- [EXERCISE AIM]
Below are some entries. Copy each line that holds the string "Medio".

============

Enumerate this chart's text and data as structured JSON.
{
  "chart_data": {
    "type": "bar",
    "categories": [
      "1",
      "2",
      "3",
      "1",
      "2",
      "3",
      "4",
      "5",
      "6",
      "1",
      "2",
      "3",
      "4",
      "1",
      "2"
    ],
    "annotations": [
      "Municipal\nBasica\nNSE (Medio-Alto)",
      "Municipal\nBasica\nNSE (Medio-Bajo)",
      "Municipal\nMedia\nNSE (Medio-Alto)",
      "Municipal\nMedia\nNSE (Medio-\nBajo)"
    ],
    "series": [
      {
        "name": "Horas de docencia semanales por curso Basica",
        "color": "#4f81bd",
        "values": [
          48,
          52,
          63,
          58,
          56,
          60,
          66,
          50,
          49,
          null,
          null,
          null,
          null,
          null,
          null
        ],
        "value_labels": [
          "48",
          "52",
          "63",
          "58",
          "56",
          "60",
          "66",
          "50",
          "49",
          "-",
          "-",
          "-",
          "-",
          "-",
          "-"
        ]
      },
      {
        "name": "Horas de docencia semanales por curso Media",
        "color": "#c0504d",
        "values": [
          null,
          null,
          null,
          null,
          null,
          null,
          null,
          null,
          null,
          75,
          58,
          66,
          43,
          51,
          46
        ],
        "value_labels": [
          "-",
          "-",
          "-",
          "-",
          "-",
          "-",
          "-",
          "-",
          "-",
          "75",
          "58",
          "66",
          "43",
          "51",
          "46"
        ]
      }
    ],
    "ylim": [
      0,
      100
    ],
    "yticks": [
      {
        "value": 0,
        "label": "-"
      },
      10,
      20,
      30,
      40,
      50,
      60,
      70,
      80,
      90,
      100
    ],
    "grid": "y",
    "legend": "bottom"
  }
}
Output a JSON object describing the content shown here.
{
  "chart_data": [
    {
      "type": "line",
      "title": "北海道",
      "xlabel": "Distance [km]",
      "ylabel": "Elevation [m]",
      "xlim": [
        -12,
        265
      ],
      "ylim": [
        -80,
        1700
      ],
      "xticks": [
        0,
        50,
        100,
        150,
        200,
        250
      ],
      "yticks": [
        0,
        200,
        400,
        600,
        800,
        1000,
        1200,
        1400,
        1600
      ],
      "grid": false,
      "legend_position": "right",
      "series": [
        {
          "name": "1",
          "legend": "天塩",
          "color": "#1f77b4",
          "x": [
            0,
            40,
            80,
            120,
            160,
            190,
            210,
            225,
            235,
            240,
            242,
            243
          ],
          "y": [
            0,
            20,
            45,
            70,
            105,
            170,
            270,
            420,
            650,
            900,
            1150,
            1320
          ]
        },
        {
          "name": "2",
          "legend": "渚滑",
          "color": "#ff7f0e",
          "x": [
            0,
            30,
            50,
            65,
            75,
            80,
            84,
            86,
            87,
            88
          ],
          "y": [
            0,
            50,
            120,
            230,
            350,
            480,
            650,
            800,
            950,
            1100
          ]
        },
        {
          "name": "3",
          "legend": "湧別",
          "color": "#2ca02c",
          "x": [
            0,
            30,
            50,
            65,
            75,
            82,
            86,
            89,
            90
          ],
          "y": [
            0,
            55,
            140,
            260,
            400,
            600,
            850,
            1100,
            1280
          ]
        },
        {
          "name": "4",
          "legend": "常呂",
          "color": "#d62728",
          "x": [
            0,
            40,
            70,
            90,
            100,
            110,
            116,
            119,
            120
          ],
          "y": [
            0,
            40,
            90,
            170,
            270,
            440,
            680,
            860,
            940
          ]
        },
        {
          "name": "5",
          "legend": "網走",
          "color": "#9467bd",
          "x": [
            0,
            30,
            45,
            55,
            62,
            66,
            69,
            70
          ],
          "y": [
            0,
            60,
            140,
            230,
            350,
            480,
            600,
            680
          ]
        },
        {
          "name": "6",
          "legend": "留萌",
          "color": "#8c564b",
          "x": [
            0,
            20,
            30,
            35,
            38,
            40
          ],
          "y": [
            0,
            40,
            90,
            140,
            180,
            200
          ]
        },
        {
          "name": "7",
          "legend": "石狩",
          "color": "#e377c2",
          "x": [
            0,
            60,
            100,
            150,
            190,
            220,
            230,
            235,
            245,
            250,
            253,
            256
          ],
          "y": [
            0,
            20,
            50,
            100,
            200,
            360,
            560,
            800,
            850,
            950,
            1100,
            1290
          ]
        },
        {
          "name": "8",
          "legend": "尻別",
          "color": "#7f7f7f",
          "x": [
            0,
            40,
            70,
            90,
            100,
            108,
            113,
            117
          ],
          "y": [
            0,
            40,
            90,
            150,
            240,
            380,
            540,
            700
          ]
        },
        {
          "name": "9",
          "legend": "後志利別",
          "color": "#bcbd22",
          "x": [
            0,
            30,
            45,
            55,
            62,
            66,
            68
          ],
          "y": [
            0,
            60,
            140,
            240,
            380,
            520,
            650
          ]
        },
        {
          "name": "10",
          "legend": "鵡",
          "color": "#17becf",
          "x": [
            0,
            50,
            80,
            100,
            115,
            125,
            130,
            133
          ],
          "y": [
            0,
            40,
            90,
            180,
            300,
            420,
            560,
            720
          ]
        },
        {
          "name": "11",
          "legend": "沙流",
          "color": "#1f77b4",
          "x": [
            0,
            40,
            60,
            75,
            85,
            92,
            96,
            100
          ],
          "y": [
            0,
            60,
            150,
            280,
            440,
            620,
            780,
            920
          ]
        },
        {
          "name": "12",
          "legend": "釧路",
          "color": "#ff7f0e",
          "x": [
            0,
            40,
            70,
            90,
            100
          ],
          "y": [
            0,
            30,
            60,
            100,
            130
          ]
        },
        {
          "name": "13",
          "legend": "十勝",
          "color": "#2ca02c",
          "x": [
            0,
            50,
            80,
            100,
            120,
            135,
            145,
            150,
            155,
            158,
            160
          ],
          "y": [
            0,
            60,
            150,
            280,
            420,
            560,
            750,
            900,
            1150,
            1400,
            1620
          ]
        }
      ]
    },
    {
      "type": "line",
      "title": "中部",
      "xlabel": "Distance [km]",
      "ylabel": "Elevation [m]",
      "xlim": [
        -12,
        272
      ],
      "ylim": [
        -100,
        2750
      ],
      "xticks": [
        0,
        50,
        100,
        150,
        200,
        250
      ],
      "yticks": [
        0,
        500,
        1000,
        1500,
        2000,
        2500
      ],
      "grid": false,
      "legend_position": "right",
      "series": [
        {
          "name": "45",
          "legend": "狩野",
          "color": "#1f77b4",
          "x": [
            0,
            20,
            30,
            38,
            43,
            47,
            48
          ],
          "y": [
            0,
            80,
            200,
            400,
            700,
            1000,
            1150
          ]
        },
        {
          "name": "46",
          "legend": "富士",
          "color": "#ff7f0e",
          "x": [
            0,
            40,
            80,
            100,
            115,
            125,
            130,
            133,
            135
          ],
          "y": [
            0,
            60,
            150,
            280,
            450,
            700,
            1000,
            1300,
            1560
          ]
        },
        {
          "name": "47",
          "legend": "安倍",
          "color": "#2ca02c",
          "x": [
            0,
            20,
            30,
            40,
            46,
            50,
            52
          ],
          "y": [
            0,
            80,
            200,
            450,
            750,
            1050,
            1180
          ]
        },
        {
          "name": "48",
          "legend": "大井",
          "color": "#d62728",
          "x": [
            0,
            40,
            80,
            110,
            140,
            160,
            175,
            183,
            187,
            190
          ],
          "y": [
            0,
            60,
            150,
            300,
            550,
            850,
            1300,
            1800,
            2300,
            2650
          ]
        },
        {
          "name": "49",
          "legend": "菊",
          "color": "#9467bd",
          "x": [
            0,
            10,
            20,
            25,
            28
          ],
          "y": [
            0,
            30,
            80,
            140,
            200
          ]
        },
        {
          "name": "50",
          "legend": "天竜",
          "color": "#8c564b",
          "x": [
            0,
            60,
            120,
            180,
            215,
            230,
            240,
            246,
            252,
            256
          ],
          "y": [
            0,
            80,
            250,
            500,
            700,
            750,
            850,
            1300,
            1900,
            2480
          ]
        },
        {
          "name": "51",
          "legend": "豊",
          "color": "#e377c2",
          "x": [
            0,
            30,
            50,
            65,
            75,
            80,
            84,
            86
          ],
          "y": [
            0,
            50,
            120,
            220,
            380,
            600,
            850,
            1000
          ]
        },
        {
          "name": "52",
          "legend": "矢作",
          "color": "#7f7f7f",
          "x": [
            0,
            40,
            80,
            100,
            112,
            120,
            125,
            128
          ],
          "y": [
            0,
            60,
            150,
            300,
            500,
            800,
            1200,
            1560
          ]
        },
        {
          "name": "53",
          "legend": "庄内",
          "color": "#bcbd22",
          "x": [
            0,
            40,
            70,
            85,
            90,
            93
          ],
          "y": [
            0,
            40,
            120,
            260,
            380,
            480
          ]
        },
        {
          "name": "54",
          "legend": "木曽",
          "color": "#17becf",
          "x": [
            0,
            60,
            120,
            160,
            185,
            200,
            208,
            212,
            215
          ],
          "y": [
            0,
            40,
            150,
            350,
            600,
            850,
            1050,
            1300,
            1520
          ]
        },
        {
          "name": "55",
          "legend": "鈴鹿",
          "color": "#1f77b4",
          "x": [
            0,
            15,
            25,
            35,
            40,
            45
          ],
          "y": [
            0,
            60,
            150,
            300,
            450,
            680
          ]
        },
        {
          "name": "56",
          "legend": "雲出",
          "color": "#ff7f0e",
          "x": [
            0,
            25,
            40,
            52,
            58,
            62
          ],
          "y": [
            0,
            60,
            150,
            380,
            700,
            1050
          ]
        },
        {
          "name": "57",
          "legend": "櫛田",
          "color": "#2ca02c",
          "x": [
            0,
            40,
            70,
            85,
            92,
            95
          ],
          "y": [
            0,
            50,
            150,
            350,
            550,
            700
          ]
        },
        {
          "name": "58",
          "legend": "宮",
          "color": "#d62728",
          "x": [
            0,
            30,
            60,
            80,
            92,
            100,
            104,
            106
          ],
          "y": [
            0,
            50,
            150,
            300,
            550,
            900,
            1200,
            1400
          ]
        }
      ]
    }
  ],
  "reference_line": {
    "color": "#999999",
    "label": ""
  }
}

============

- [EXPECTED OUTPUT]
      "Municipal\nBasica\nNSE (Medio-Alto)",
      "Municipal\nBasica\nNSE (Medio-Bajo)",
      "Municipal\nMedia\nNSE (Medio-Alto)",
      "Municipal\nMedia\nNSE (Medio-\nBajo)"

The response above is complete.